**Material:**
====

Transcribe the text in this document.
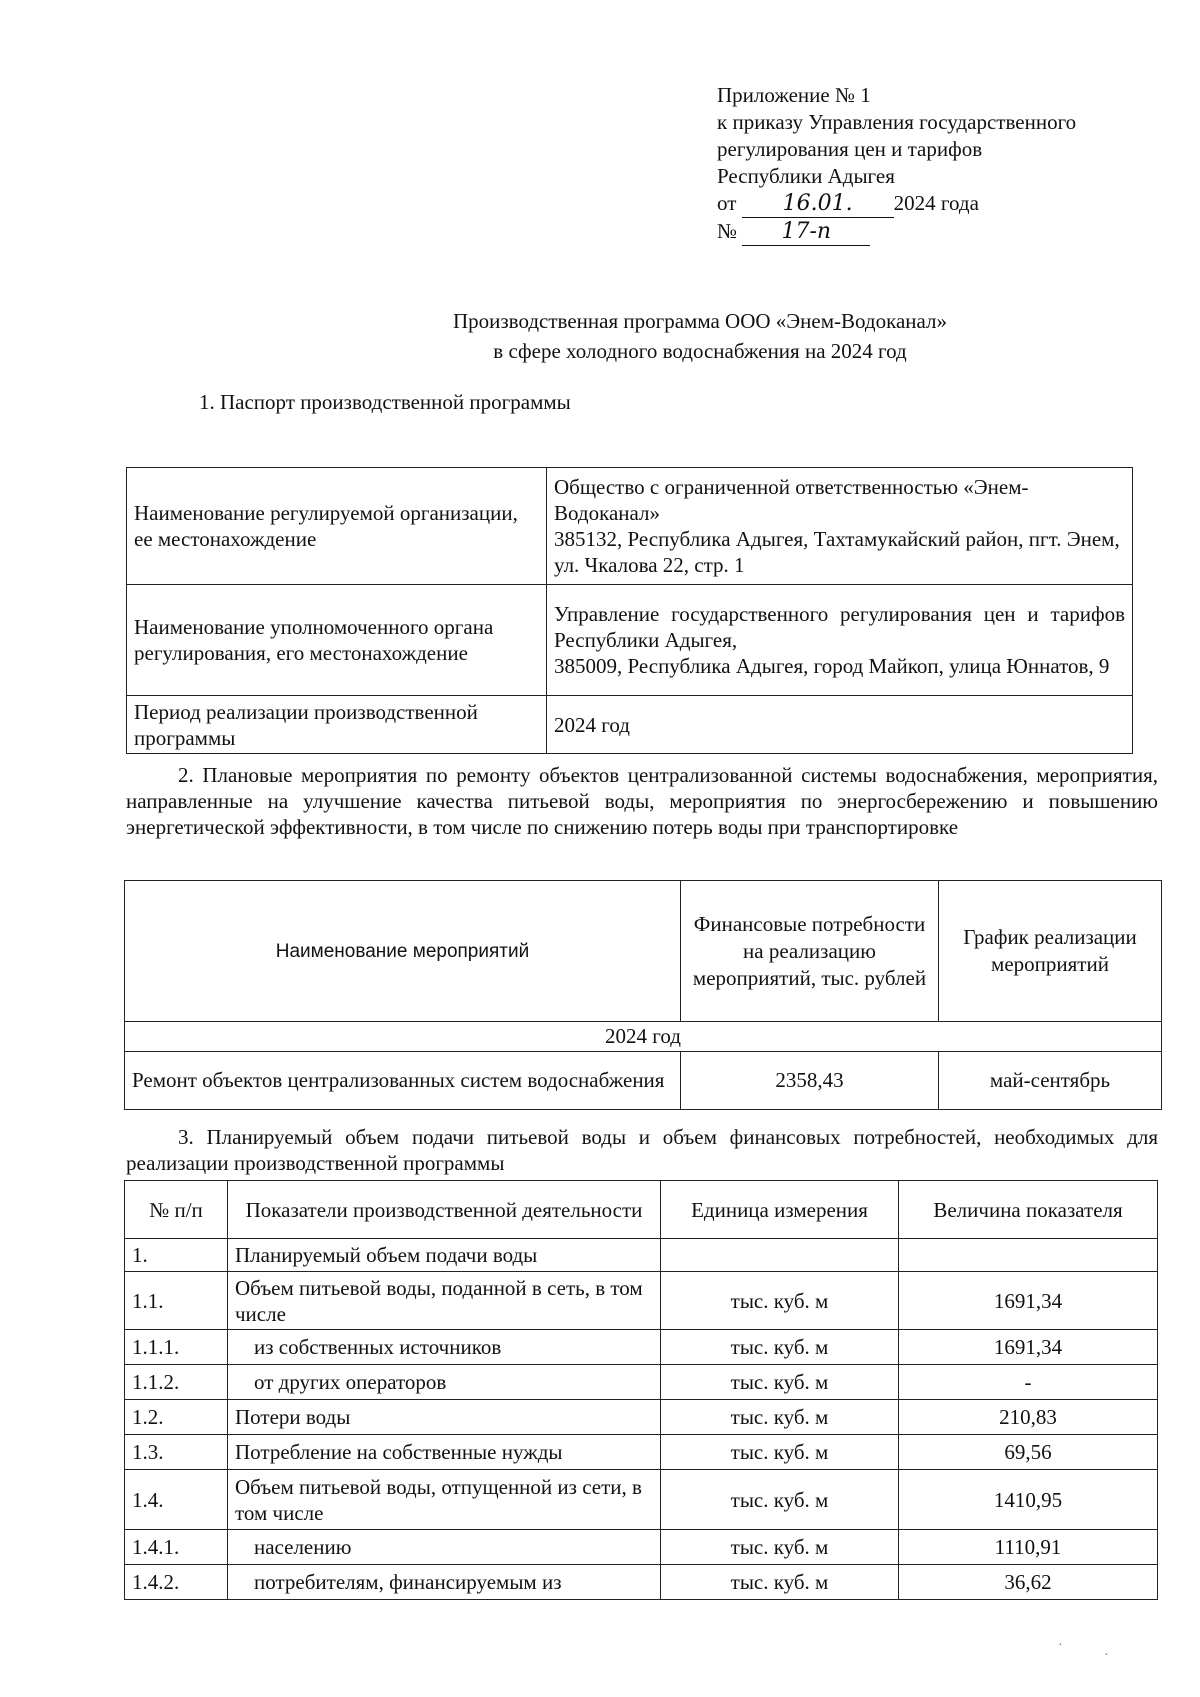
Приложение № 1
к приказу Управления государственного
регулирования цен и тарифов
Республики Адыгея
от 16.01. 2024 года
№ 17-п
Производственная программа ООО «Энем-Водоканал»
в сфере холодного водоснабжения на 2024 год
1. Паспорт производственной программы
Наименование регулируемой организации, ее местонахождение	Общество с ограниченной ответственностью «Энем-Водоканал»
385132, Республика Адыгея, Тахтамукайский район, пгт. Энем, ул. Чкалова 22, стр. 1

Наименование уполномоченного органа регулирования, его местонахождение	Управление государственного регулирования цен и тарифов Республики Адыгея,
385009, Республика Адыгея, город Майкоп, улица Юннатов, 9

Период реализации производственной программы	2024 год
2. Плановые мероприятия по ремонту объектов централизованной системы водоснабжения, мероприятия, направленные на улучшение качества питьевой воды, мероприятия по энергосбережению и повышению энергетической эффективности, в том числе по снижению потерь воды при транспортировке
Наименование мероприятий	Финансовые потребности на реализацию мероприятий, тыс. рублей	График реализации мероприятий
2024 год		
Ремонт объектов централизованных систем водоснабжения	2358,43	май-сентябрь
3. Планируемый объем подачи питьевой воды и объем финансовых потребностей, необходимых для реализации производственной программы
№ п/п	Показатели производственной деятельности	Единица измерения	Величина показателя
1.	Планируемый объем подачи воды		
1.1.	Объем питьевой воды, поданной в сеть, в том числе	тыс. куб. м	1691,34
1.1.1.	из собственных источников	тыс. куб. м	1691,34
1.1.2.	от других операторов	тыс. куб. м	-
1.2.	Потери воды	тыс. куб. м	210,83
1.3.	Потребление на собственные нужды	тыс. куб. м	69,56
1.4.	Объем питьевой воды, отпущенной из сети, в том числе	тыс. куб. м	1410,95
1.4.1.	населению	тыс. куб. м	1110,91
1.4.2.	потребителям, финансируемым из	тыс. куб. м	36,62
·
·
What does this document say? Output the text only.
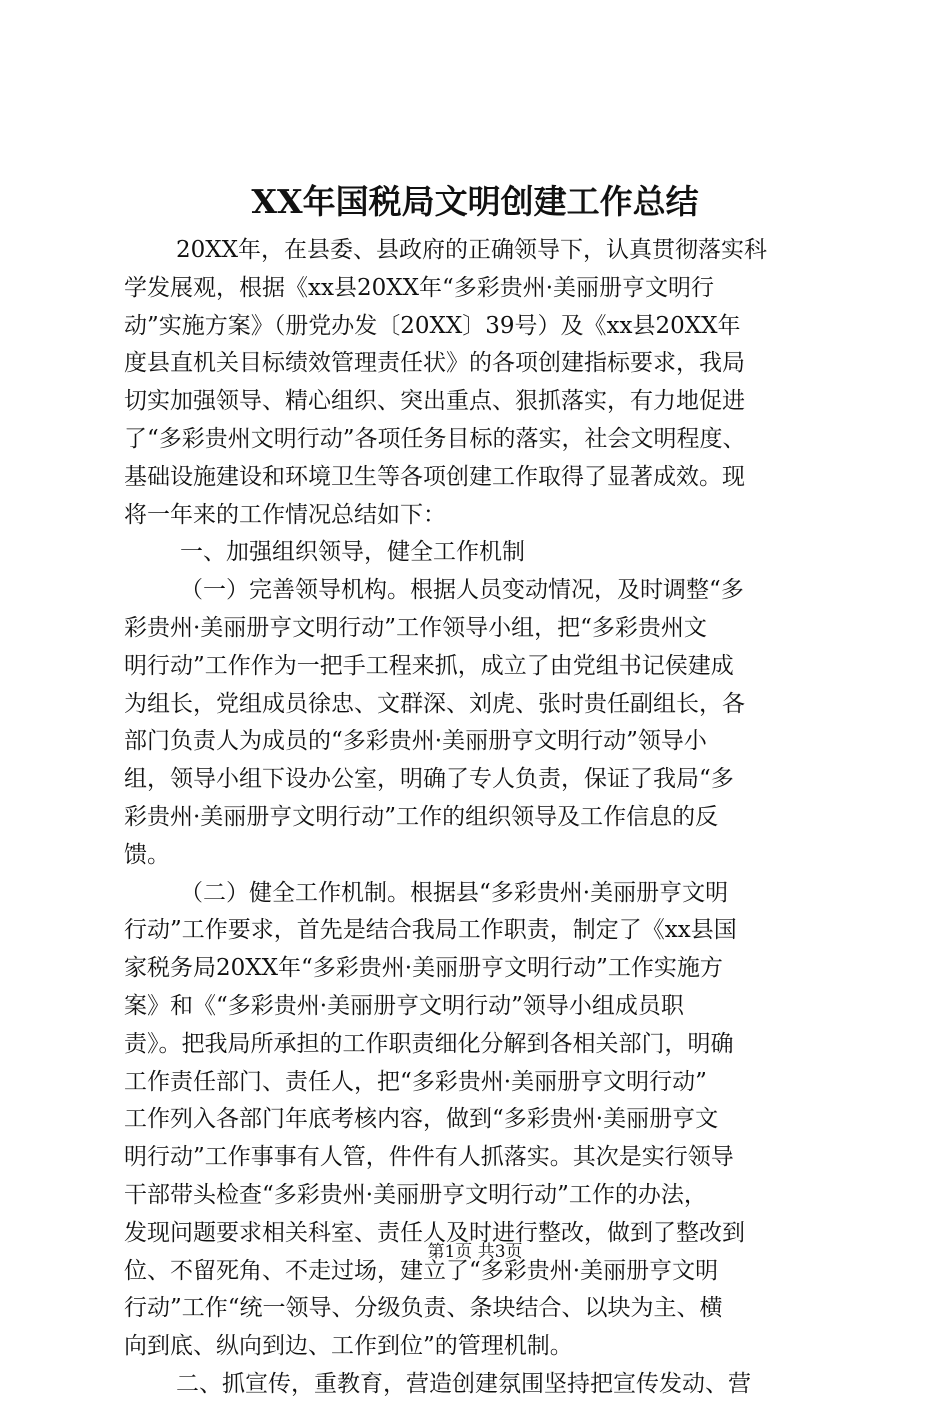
XX年国税局文明创建工作总结
20XX年，在县委、县政府的正确领导下，认真贯彻落实科
学发展观，根据《xx县20XX年“多彩贵州·美丽册亨文明行
动”实施方案》（册党办发〔20XX〕39号）及《xx县20XX年
度县直机关目标绩效管理责任状》的各项创建指标要求，我局
切实加强领导、精心组织、突出重点、狠抓落实，有力地促进
了“多彩贵州文明行动”各项任务目标的落实，社会文明程度、
基础设施建设和环境卫生等各项创建工作取得了显著成效。现
将一年来的工作情况总结如下：
一、加强组织领导，健全工作机制
（一）完善领导机构。根据人员变动情况，及时调整“多
彩贵州·美丽册亨文明行动”工作领导小组，把“多彩贵州文
明行动”工作作为一把手工程来抓，成立了由党组书记侯建成
为组长，党组成员徐忠、文群深、刘虎、张时贵任副组长，各
部门负责人为成员的“多彩贵州·美丽册亨文明行动”领导小
组，领导小组下设办公室，明确了专人负责，保证了我局“多
彩贵州·美丽册亨文明行动”工作的组织领导及工作信息的反
馈。
（二）健全工作机制。根据县“多彩贵州·美丽册亨文明
行动”工作要求，首先是结合我局工作职责，制定了《xx县国
家税务局20XX年“多彩贵州·美丽册亨文明行动”工作实施方
案》和《“多彩贵州·美丽册亨文明行动”领导小组成员职
责》。把我局所承担的工作职责细化分解到各相关部门，明确
工作责任部门、责任人，把“多彩贵州·美丽册亨文明行动”
工作列入各部门年底考核内容，做到“多彩贵州·美丽册亨文
明行动”工作事事有人管，件件有人抓落实。其次是实行领导
干部带头检查“多彩贵州·美丽册亨文明行动”工作的办法，
发现问题要求相关科室、责任人及时进行整改，做到了整改到
位、不留死角、不走过场，建立了“多彩贵州·美丽册亨文明
行动”工作“统一领导、分级负责、条块结合、以块为主、横
向到底、纵向到边、工作到位”的管理机制。
二、抓宣传，重教育，营造创建氛围坚持把宣传发动、营
第1页 共3页
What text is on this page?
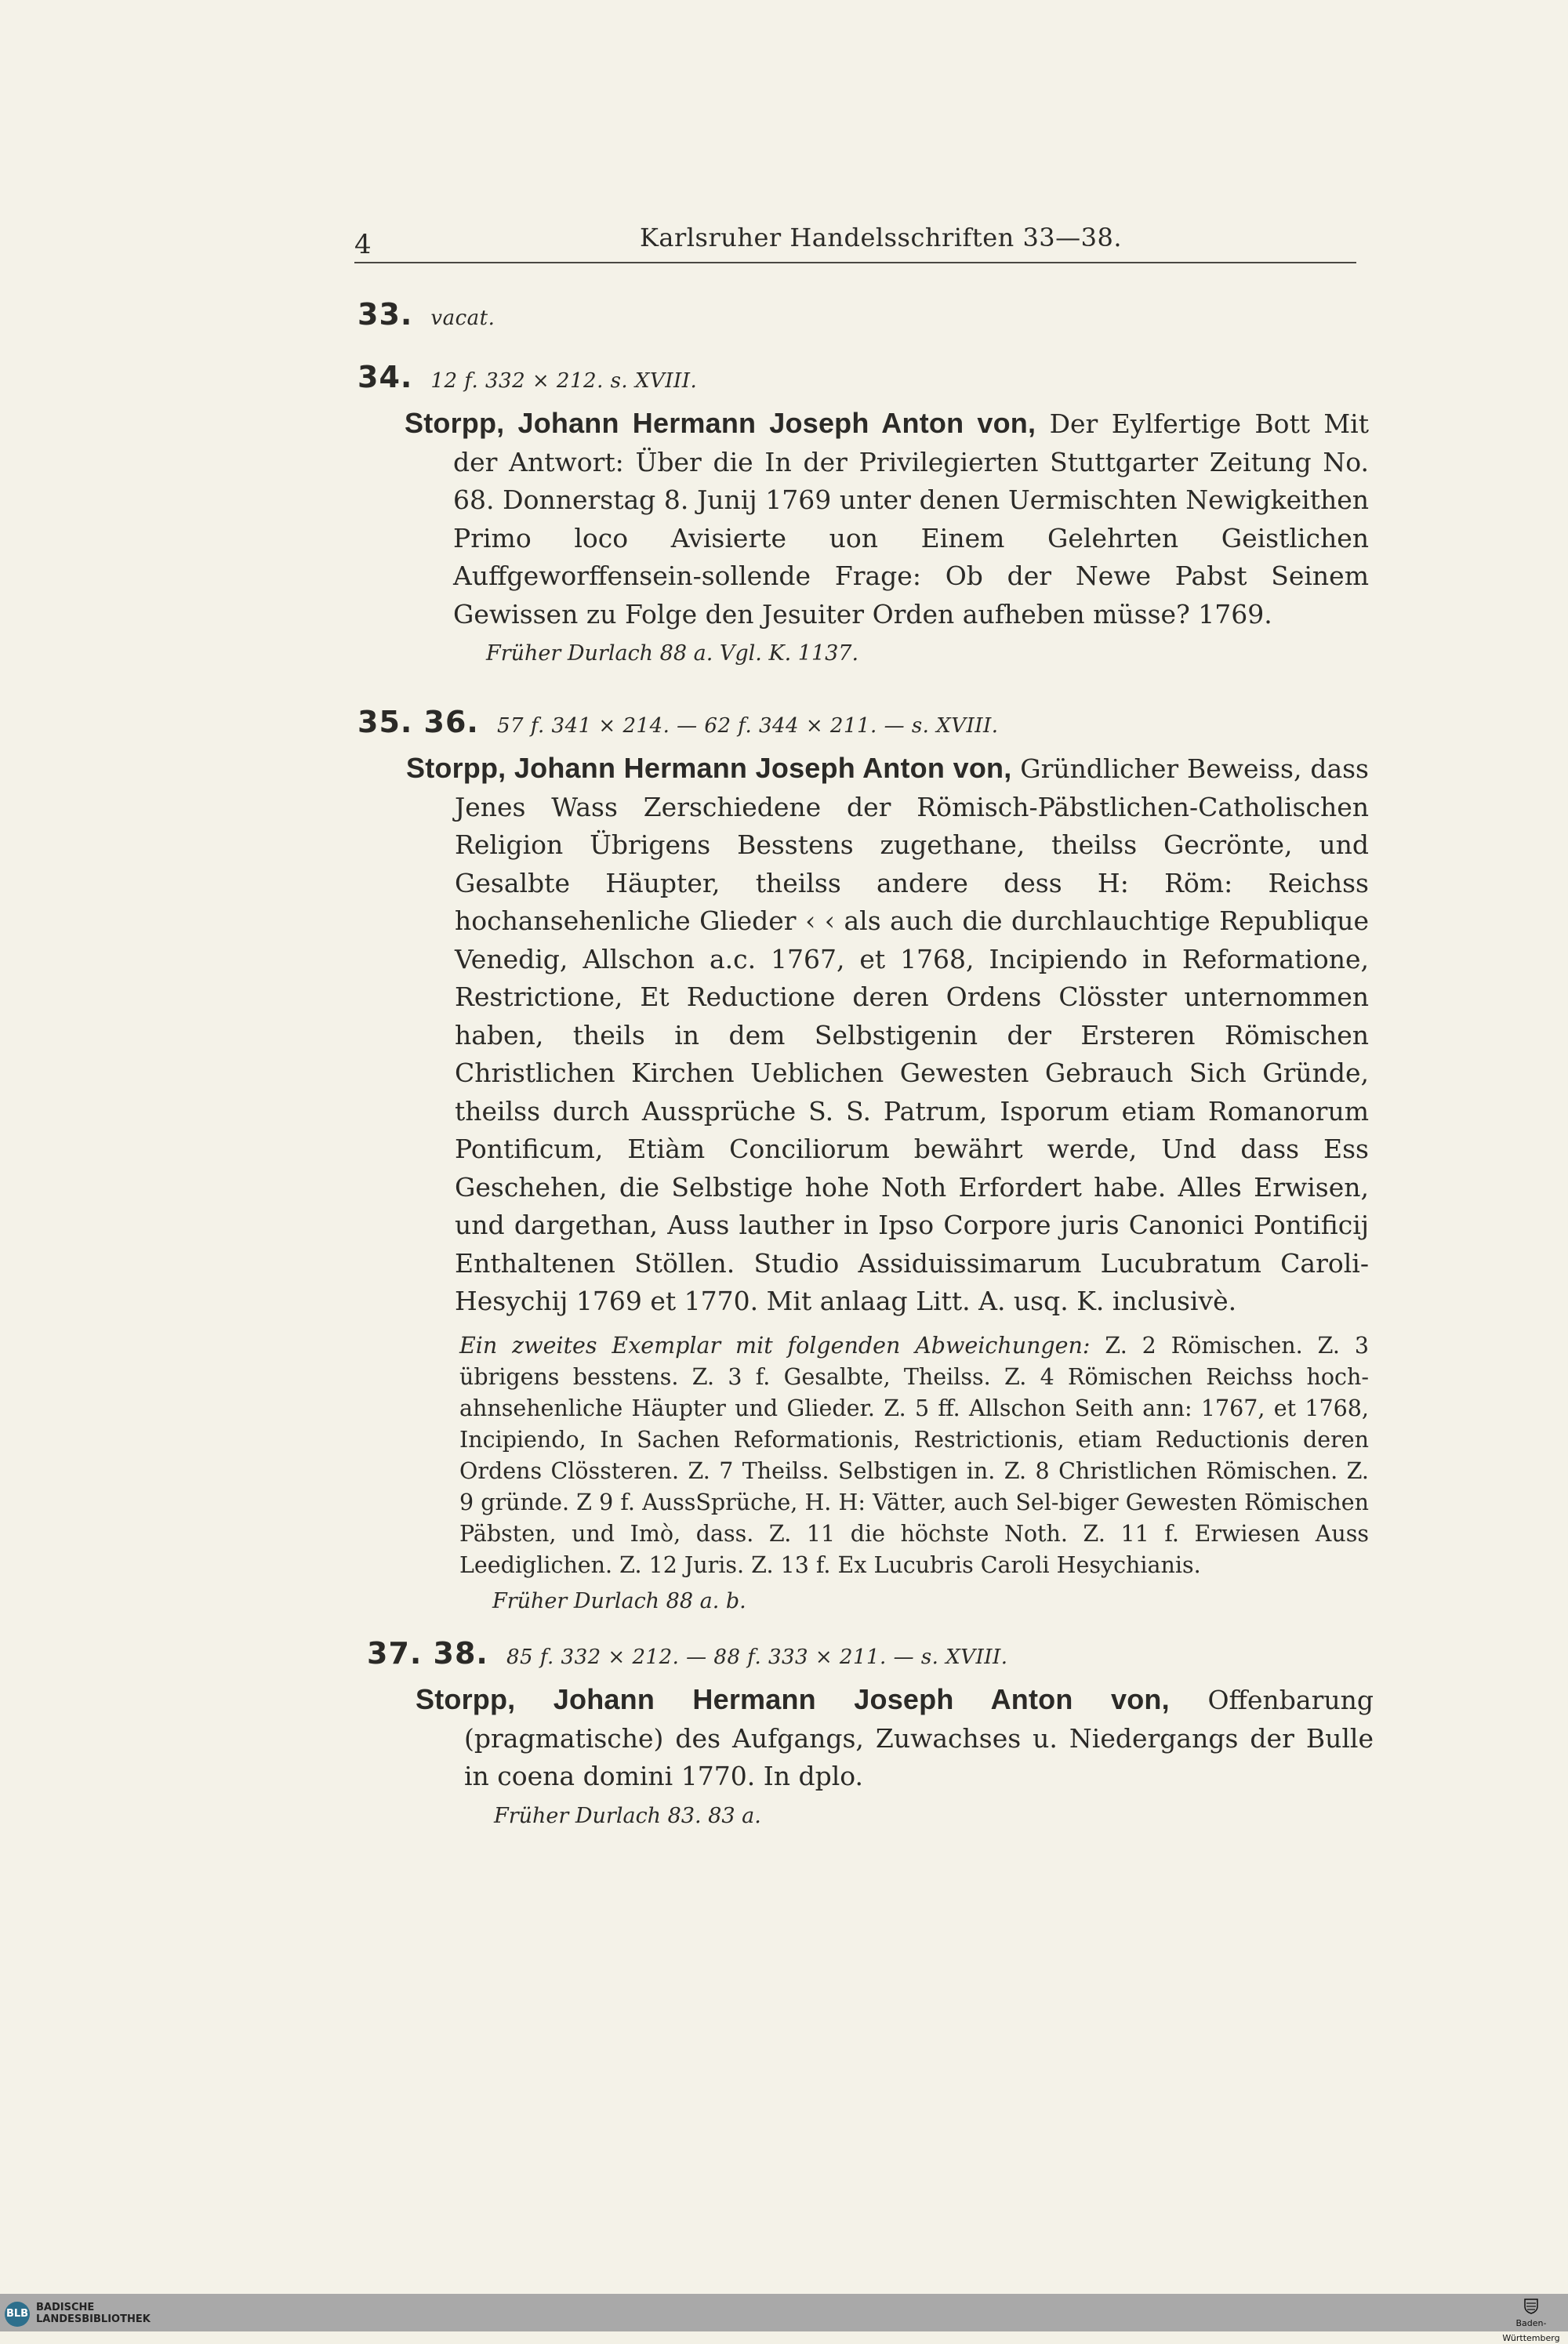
4	Karlsruher Handelsschriften 33—38.
33. vacat.
34. 12 f. 332 × 212. s. XVIII.
Storpp, Johann Hermann Joseph Anton von, Der Eylfertige Bott Mit der Antwort: Über die In der Privilegierten Stuttgarter Zeitung No. 68. Donnerstag 8. Junij 1769 unter denen Uermischten Newigkeithen Primo loco Avisierte uon Einem Gelehrten Geistlichen Auffgeworffensein-sollende Frage: Ob der Newe Pabst Seinem Gewissen zu Folge den Jesuiter Orden aufheben müsse? 1769.
Früher Durlach 88 a. Vgl. K. 1137.
35. 36. 57 f. 341 × 214. — 62 f. 344 × 211. — s. XVIII.
Storpp, Johann Hermann Joseph Anton von, Gründlicher Beweiss, dass Jenes Wass Zerschiedene der Römisch-Päbstlichen-Catholischen Religion Übrigens Besstens zugethane, theilss Gecrönte, und Gesalbte Häupter, theilss andere dess H: Röm: Reichss hochansehenliche Glieder ‹ ‹ als auch die durchlauchtige Republique Venedig, Allschon a.c. 1767, et 1768, Incipiendo in Reformatione, Restrictione, Et Reductione deren Ordens Clösster unternommen haben, theils in dem Selbstigenin der Ersteren Römischen Christlichen Kirchen Ueblichen Gewesten Gebrauch Sich Gründe, theilss durch Aussprüche S. S. Patrum, Isporum etiam Romanorum Pontificum, Etiàm Conciliorum bewährt werde, Und dass Ess Geschehen, die Selbstige hohe Noth Erfordert habe. Alles Erwisen, und dargethan, Auss lauther in Ipso Corpore juris Canonici Pontificij Enthaltenen Stöllen. Studio Assiduissimarum Lucubratum Caroli-Hesychij 1769 et 1770. Mit anlaag Litt. A. usq. K. inclusivè.
Ein zweites Exemplar mit folgenden Abweichungen: Z. 2 Römischen. Z. 3 übrigens besstens. Z. 3 f. Gesalbte, Theilss. Z. 4 Römischen Reichss hoch-ahnsehenliche Häupter und Glieder. Z. 5 ff. Allschon Seith ann: 1767, et 1768, Incipiendo, In Sachen Reformationis, Restrictionis, etiam Reductionis deren Ordens Clössteren. Z. 7 Theilss. Selbstigen in. Z. 8 Christlichen Römischen. Z. 9 gründe. Z 9 f. AussSprüche, H. H: Vätter, auch Sel-biger Gewesten Römischen Päbsten, und Imò, dass. Z. 11 die höchste Noth. Z. 11 f. Erwiesen Auss Leediglichen. Z. 12 Juris. Z. 13 f. Ex Lucubris Caroli Hesychianis.
Früher Durlach 88 a. b.
37. 38. 85 f. 332 × 212. — 88 f. 333 × 211. — s. XVIII.
Storpp, Johann Hermann Joseph Anton von, Offenbarung (pragmatische) des Aufgangs, Zuwachses u. Niedergangs der Bulle in coena domini 1770. In dplo.
Früher Durlach 83. 83 a.
BLB
BADISCHE
LANDESBIBLIOTHEK	Baden-Württemberg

====

**Work to do:**
Scan the material above. Copy each line that holds the word "document".

**Answer below:**
Transcribe the text in this document.
What does this document say? Output the text only.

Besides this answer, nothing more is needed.